## WHAT TO PRODUCE
Copy out all the entries word for word.
-- START DATASET RECORDS --
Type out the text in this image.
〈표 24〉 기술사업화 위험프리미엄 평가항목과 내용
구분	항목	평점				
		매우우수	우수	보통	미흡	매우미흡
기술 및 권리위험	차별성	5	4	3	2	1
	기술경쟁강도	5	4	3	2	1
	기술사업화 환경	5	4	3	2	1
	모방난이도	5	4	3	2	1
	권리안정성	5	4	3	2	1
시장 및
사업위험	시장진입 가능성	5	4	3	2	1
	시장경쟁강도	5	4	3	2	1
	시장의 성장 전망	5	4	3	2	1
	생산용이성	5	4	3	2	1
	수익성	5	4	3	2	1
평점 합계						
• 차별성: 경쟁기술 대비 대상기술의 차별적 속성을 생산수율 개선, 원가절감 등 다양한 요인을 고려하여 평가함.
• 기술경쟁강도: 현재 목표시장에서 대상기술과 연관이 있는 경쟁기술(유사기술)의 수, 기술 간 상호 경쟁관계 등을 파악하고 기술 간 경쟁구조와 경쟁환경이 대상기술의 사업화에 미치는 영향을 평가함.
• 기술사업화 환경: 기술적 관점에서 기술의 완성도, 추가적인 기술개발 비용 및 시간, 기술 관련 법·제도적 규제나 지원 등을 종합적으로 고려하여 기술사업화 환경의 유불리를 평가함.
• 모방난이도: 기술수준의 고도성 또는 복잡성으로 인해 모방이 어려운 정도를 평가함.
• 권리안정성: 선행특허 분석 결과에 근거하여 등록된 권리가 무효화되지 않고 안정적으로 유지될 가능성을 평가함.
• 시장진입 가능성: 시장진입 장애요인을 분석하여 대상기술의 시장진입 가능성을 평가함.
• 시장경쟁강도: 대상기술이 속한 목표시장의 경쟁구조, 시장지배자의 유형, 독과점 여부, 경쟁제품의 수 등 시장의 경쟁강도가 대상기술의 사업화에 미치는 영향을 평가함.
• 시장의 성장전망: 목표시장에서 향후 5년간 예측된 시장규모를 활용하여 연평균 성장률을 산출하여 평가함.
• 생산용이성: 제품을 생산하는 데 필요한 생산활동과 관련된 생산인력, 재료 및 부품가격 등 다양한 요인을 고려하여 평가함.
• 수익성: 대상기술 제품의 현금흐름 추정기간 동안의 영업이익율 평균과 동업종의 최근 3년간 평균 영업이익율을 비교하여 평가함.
-- END DATASET RECORDS --
## RESULT BELOW
Type out the text in this image.
〈표 24〉 기술사업화 위험프리미엄 평가항목과 내용
구분	항목	평점				
		매우우수	우수	보통	미흡	매우미흡
기술 및 권리위험	차별성	5	4	3	2	1
	기술경쟁강도	5	4	3	2	1
	기술사업화 환경	5	4	3	2	1
	모방난이도	5	4	3	2	1
	권리안정성	5	4	3	2	1
시장 및
사업위험	시장진입 가능성	5	4	3	2	1
	시장경쟁강도	5	4	3	2	1
	시장의 성장 전망	5	4	3	2	1
	생산용이성	5	4	3	2	1
	수익성	5	4	3	2	1
평점 합계						
• 차별성: 경쟁기술 대비 대상기술의 차별적 속성을 생산수율 개선, 원가절감 등 다양한 요인을 고려하여 평가함.
• 기술경쟁강도: 현재 목표시장에서 대상기술과 연관이 있는 경쟁기술(유사기술)의 수, 기술 간 상호 경쟁관계 등을 파악하고 기술 간 경쟁구조와 경쟁환경이 대상기술의 사업화에 미치는 영향을 평가함.
• 기술사업화 환경: 기술적 관점에서 기술의 완성도, 추가적인 기술개발 비용 및 시간, 기술 관련 법·제도적 규제나 지원 등을 종합적으로 고려하여 기술사업화 환경의 유불리를 평가함.
• 모방난이도: 기술수준의 고도성 또는 복잡성으로 인해 모방이 어려운 정도를 평가함.
• 권리안정성: 선행특허 분석 결과에 근거하여 등록된 권리가 무효화되지 않고 안정적으로 유지될 가능성을 평가함.
• 시장진입 가능성: 시장진입 장애요인을 분석하여 대상기술의 시장진입 가능성을 평가함.
• 시장경쟁강도: 대상기술이 속한 목표시장의 경쟁구조, 시장지배자의 유형, 독과점 여부, 경쟁제품의 수 등 시장의 경쟁강도가 대상기술의 사업화에 미치는 영향을 평가함.
• 시장의 성장전망: 목표시장에서 향후 5년간 예측된 시장규모를 활용하여 연평균 성장률을 산출하여 평가함.
• 생산용이성: 제품을 생산하는 데 필요한 생산활동과 관련된 생산인력, 재료 및 부품가격 등 다양한 요인을 고려하여 평가함.
• 수익성: 대상기술 제품의 현금흐름 추정기간 동안의 영업이익율 평균과 동업종의 최근 3년간 평균 영업이익율을 비교하여 평가함.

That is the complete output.